-- Task goal --
Go through the material and write it all out exactly, minus the pictures.

Records excerpted from a collection
Begin

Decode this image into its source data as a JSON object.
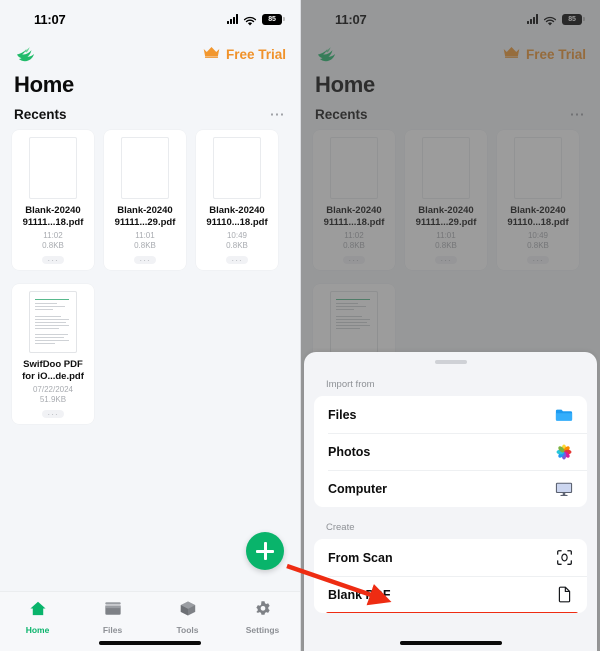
{
  "status_bar": {
    "time": "11:07",
    "signal_icon": "cellular-bars-icon",
    "wifi_icon": "wifi-icon",
    "battery_level": "85"
  },
  "header": {
    "logo_icon": "swifdoo-bird-logo",
    "crown_icon": "crown-icon",
    "trial_label": "Free Trial",
    "page_title": "Home"
  },
  "recents": {
    "section_title": "Recents",
    "more_icon": "ellipsis-icon",
    "items": [
      {
        "name": "Blank-2024091111...18.pdf",
        "name_line1": "Blank-20240",
        "name_line2": "91111...18.pdf",
        "time": "11:02",
        "size": "0.8KB",
        "more": "···"
      },
      {
        "name": "Blank-2024091111...29.pdf",
        "name_line1": "Blank-20240",
        "name_line2": "91111...29.pdf",
        "time": "11:01",
        "size": "0.8KB",
        "more": "···"
      },
      {
        "name": "Blank-2024091110...18.pdf",
        "name_line1": "Blank-20240",
        "name_line2": "91110...18.pdf",
        "time": "10:49",
        "size": "0.8KB",
        "more": "···"
      },
      {
        "name": "SwifDoo PDF for iO...de.pdf",
        "name_line1": "SwifDoo PDF",
        "name_line2": "for iO...de.pdf",
        "time": "07/22/2024",
        "size": "51.9KB",
        "more": "···"
      }
    ]
  },
  "fab": {
    "icon": "plus-icon",
    "label": ""
  },
  "tabbar": {
    "items": [
      {
        "label": "Home",
        "icon": "home-icon",
        "active": true
      },
      {
        "label": "Files",
        "icon": "folder-icon",
        "active": false
      },
      {
        "label": "Tools",
        "icon": "cube-icon",
        "active": false
      },
      {
        "label": "Settings",
        "icon": "gear-icon",
        "active": false
      }
    ]
  },
  "sheet": {
    "grabber_icon": "drag-handle-icon",
    "import_label": "Import from",
    "import_items": [
      {
        "label": "Files",
        "icon": "blue-folder-icon"
      },
      {
        "label": "Photos",
        "icon": "photos-flower-icon"
      },
      {
        "label": "Computer",
        "icon": "monitor-icon"
      }
    ],
    "create_label": "Create",
    "create_items": [
      {
        "label": "From Scan",
        "icon": "scan-icon"
      },
      {
        "label": "Blank PDF",
        "icon": "blank-document-icon"
      }
    ]
  },
  "annotation": {
    "arrow_icon": "red-arrow-icon",
    "highlight_icon": "red-highlight-box",
    "accent_red": "#ee2c12"
  },
  "colors": {
    "brand_green": "#09b46b",
    "trial_orange": "#f0922a",
    "panel_bg": "#f4f6f9",
    "card_bg": "#ffffff",
    "dim_overlay": "rgba(74,74,74,0.55)"
  }
}
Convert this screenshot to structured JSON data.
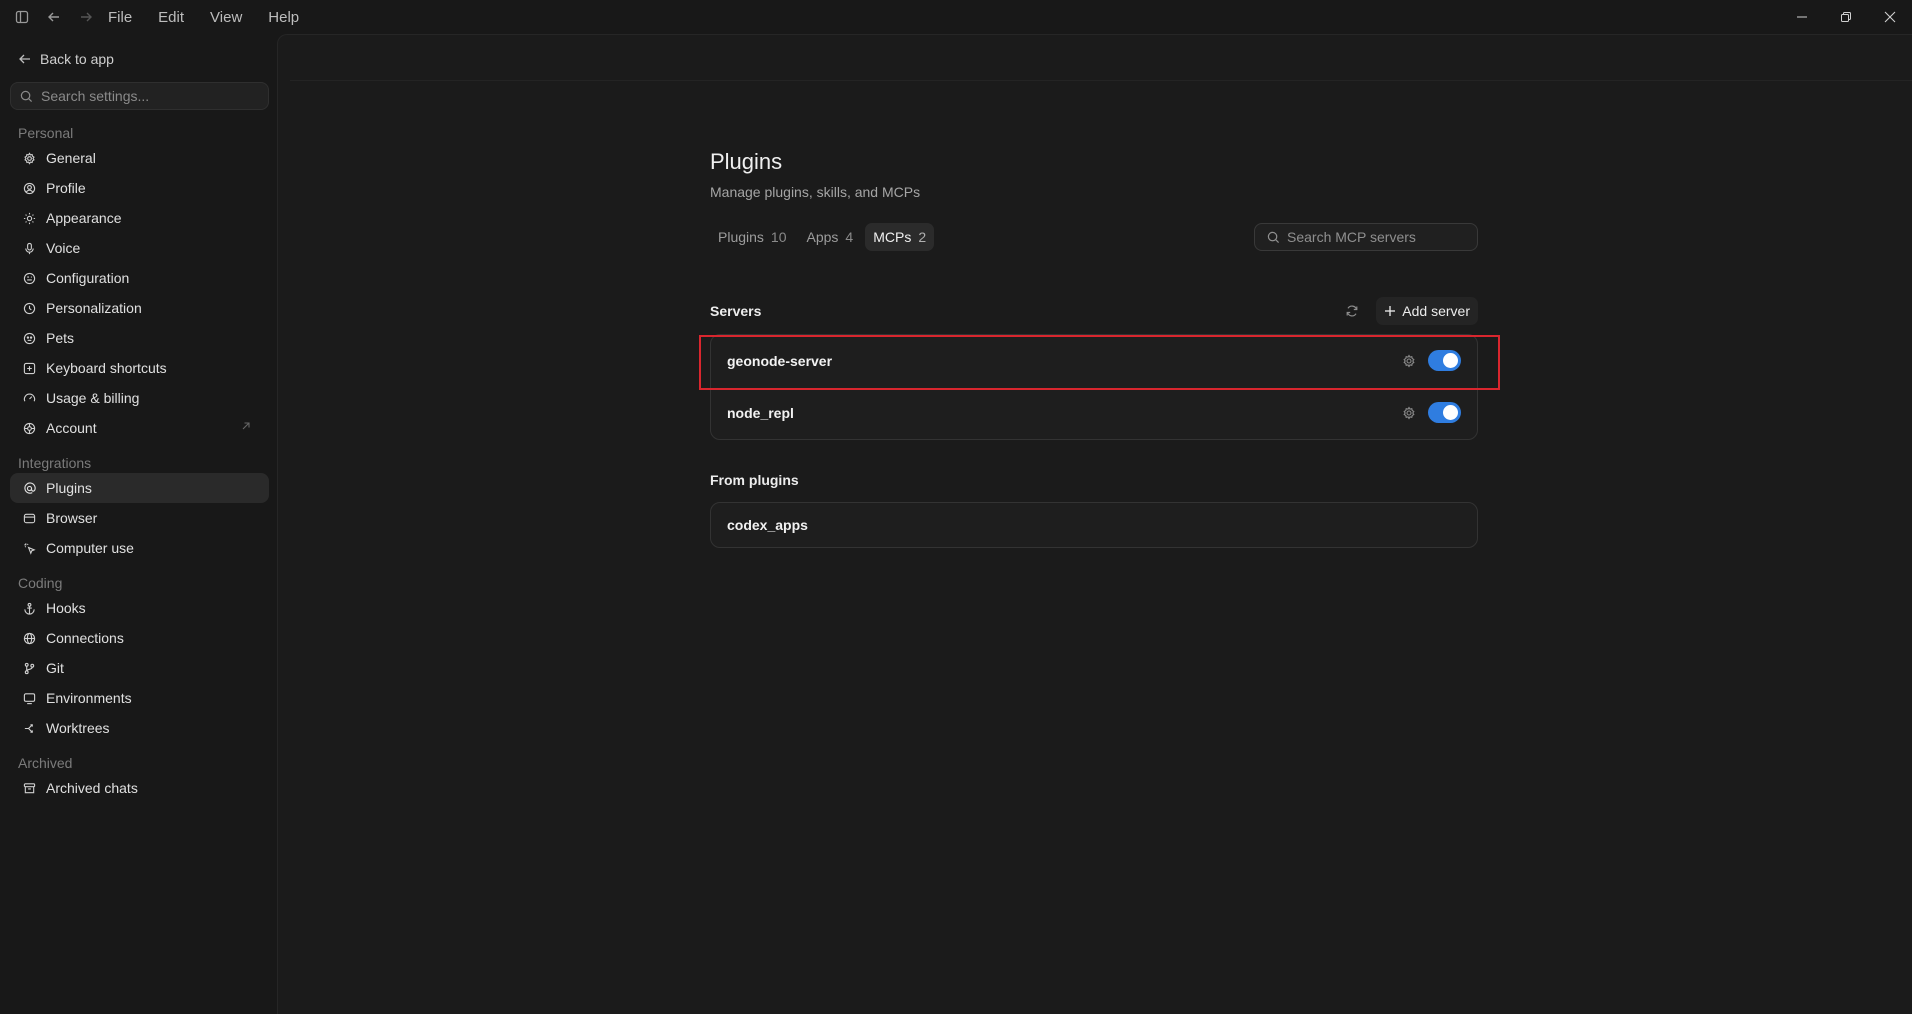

End

-- Result for this exercise --
Decode this image into its source data as a JSON object.
{
  "status_bar": {
    "time": "11:07",
    "signal_icon": "cellular-bars-icon",
    "wifi_icon": "wifi-icon",
    "battery_level": "85"
  },
  "header": {
    "logo_icon": "swifdoo-bird-logo",
    "crown_icon": "crown-icon",
    "trial_label": "Free Trial",
    "page_title": "Home"
  },
  "recents": {
    "section_title": "Recents",
    "more_icon": "ellipsis-icon",
    "items": [
      {
        "name": "Blank-2024091111...18.pdf",
        "name_line1": "Blank-20240",
        "name_line2": "91111...18.pdf",
        "time": "11:02",
        "size": "0.8KB",
        "more": "···"
      },
      {
        "name": "Blank-2024091111...29.pdf",
        "name_line1": "Blank-20240",
        "name_line2": "91111...29.pdf",
        "time": "11:01",
        "size": "0.8KB",
        "more": "···"
      },
      {
        "name": "Blank-2024091110...18.pdf",
        "name_line1": "Blank-20240",
        "name_line2": "91110...18.pdf",
        "time": "10:49",
        "size": "0.8KB",
        "more": "···"
      },
      {
        "name": "SwifDoo PDF for iO...de.pdf",
        "name_line1": "SwifDoo PDF",
        "name_line2": "for iO...de.pdf",
        "time": "07/22/2024",
        "size": "51.9KB",
        "more": "···"
      }
    ]
  },
  "fab": {
    "icon": "plus-icon",
    "label": ""
  },
  "tabbar": {
    "items": [
      {
        "label": "Home",
        "icon": "home-icon",
        "active": true
      },
      {
        "label": "Files",
        "icon": "folder-icon",
        "active": false
      },
      {
        "label": "Tools",
        "icon": "cube-icon",
        "active": false
      },
      {
        "label": "Settings",
        "icon": "gear-icon",
        "active": false
      }
    ]
  },
  "sheet": {
    "grabber_icon": "drag-handle-icon",
    "import_label": "Import from",
    "import_items": [
      {
        "label": "Files",
        "icon": "blue-folder-icon"
      },
      {
        "label": "Photos",
        "icon": "photos-flower-icon"
      },
      {
        "label": "Computer",
        "icon": "monitor-icon"
      }
    ],
    "create_label": "Create",
    "create_items": [
      {
        "label": "From Scan",
        "icon": "scan-icon"
      },
      {
        "label": "Blank PDF",
        "icon": "blank-document-icon"
      }
    ]
  },
  "annotation": {
    "arrow_icon": "red-arrow-icon",
    "highlight_icon": "red-highlight-box",
    "accent_red": "#ee2c12"
  },
  "colors": {
    "brand_green": "#09b46b",
    "trial_orange": "#f0922a",
    "panel_bg": "#f4f6f9",
    "card_bg": "#ffffff",
    "dim_overlay": "rgba(74,74,74,0.55)"
  }
}
Convert this screenshot to structured JSON data.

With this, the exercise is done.